• Objective
Copy out the data below as written; omit any images.

• Input records
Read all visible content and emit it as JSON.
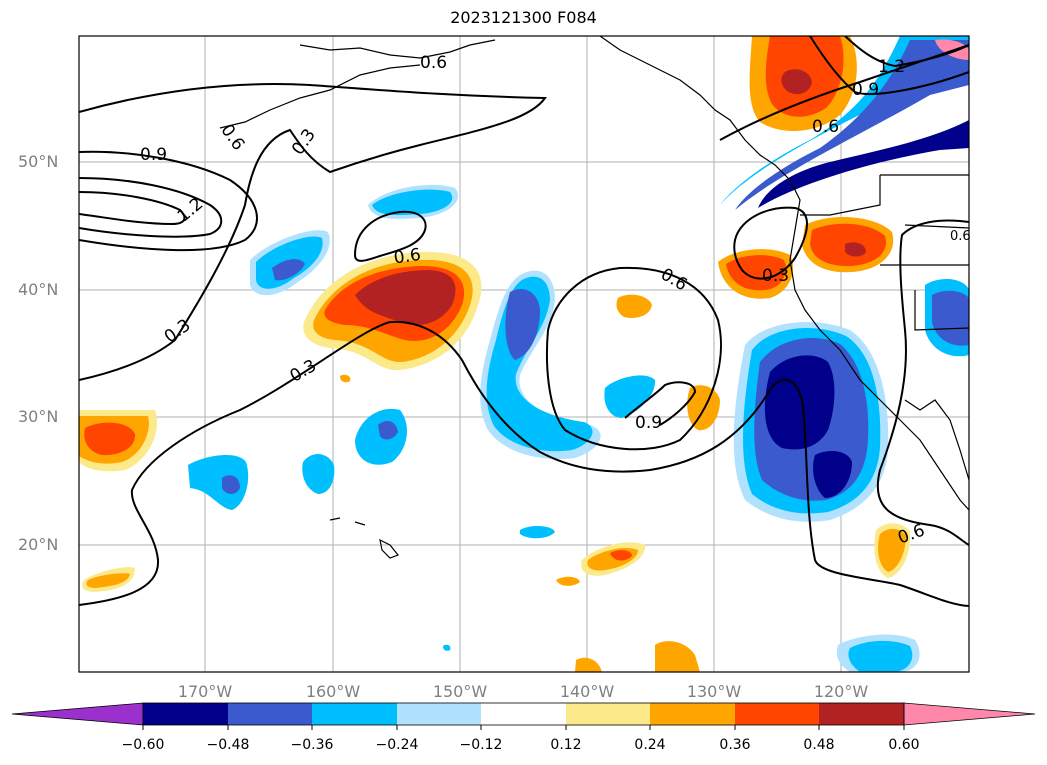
{
  "title": "2023121300 F084",
  "map": {
    "lat_labels": [
      "50°N",
      "40°N",
      "30°N",
      "20°N"
    ],
    "lon_labels": [
      "170°W",
      "160°W",
      "150°W",
      "140°W",
      "130°W",
      "120°W"
    ],
    "contour_labels": [
      "0.6",
      "1.2",
      "0.9",
      "0.6",
      "0.9",
      "0.6",
      "0.3",
      "0.6",
      "1.2",
      "0.3",
      "0.3",
      "0.6",
      "0.6",
      "0.3",
      "0.9",
      "0.6",
      "0.3"
    ]
  },
  "colorbar": {
    "ticks": [
      "−0.60",
      "−0.48",
      "−0.36",
      "−0.24",
      "−0.12",
      "0.12",
      "0.24",
      "0.36",
      "0.48",
      "0.60"
    ],
    "colors": [
      "#9b30cc",
      "#00008b",
      "#3a5acd",
      "#00bfff",
      "#b0e2ff",
      "#ffffff",
      "#fce98a",
      "#ffa500",
      "#ff4500",
      "#b22222",
      "#ff88aa"
    ]
  }
}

• Expected answer
Read all visible content and emit it as JSON.
{
  "title": "2023121300 F084",
  "map": {
    "lat_labels": [
      "50°N",
      "40°N",
      "30°N",
      "20°N"
    ],
    "lon_labels": [
      "170°W",
      "160°W",
      "150°W",
      "140°W",
      "130°W",
      "120°W"
    ],
    "contour_labels": [
      "0.6",
      "1.2",
      "0.9",
      "0.6",
      "0.9",
      "0.6",
      "0.3",
      "0.6",
      "1.2",
      "0.3",
      "0.3",
      "0.6",
      "0.6",
      "0.3",
      "0.9",
      "0.6",
      "0.3"
    ]
  },
  "colorbar": {
    "ticks": [
      "−0.60",
      "−0.48",
      "−0.36",
      "−0.24",
      "−0.12",
      "0.12",
      "0.24",
      "0.36",
      "0.48",
      "0.60"
    ],
    "colors": [
      "#9b30cc",
      "#00008b",
      "#3a5acd",
      "#00bfff",
      "#b0e2ff",
      "#ffffff",
      "#fce98a",
      "#ffa500",
      "#ff4500",
      "#b22222",
      "#ff88aa"
    ]
  }
}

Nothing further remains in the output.